# Given exercise
From the listing below, pull out the lines that hold "meter".

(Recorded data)
========

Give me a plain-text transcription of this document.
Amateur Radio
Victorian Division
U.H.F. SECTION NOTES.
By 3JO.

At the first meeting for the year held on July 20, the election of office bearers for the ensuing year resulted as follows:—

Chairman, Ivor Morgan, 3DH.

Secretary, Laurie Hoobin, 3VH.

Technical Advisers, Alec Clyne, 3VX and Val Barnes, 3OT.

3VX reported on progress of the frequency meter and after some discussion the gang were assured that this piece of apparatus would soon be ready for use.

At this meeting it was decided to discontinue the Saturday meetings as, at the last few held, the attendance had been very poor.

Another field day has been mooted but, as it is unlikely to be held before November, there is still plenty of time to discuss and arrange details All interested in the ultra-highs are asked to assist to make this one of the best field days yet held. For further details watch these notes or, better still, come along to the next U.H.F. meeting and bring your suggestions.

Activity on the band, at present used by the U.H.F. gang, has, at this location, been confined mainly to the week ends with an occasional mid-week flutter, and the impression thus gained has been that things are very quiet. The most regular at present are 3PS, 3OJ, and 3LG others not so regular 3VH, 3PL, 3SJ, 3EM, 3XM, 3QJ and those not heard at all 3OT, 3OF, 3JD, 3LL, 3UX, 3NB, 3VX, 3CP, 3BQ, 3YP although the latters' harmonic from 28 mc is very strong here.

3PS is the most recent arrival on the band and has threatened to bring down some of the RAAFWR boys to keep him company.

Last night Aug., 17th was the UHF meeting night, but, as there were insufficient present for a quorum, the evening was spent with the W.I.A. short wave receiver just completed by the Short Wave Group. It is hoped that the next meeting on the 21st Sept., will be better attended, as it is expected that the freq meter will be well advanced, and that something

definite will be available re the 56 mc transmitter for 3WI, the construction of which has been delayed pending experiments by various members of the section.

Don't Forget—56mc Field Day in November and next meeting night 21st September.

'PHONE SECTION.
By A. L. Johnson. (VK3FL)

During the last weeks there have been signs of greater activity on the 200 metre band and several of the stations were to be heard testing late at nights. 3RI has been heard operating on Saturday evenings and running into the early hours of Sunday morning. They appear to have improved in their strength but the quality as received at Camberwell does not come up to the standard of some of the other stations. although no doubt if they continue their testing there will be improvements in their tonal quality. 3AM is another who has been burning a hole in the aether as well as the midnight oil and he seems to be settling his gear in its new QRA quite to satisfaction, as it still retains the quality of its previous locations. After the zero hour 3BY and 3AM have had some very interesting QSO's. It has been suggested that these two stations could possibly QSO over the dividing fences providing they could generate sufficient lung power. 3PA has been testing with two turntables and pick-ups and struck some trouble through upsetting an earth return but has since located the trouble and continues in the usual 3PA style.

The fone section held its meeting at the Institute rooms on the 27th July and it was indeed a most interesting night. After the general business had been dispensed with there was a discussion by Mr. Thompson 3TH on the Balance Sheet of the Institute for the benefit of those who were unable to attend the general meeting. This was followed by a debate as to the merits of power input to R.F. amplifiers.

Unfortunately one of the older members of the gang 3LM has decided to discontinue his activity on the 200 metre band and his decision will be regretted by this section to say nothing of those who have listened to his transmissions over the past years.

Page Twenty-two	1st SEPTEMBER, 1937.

========

# In response
3VX reported on progress of the frequency meter and after some discussion the gang were assured that this piece of apparatus would soon be ready for use.
Last night Aug., 17th was the UHF meeting night, but, as there were insufficient present for a quorum, the evening was spent with the W.I.A. short wave receiver just completed by the Short Wave Group. It is hoped that the next meeting on the 21st Sept., will be better attended, as it is expected that the freq meter will be well advanced, and that something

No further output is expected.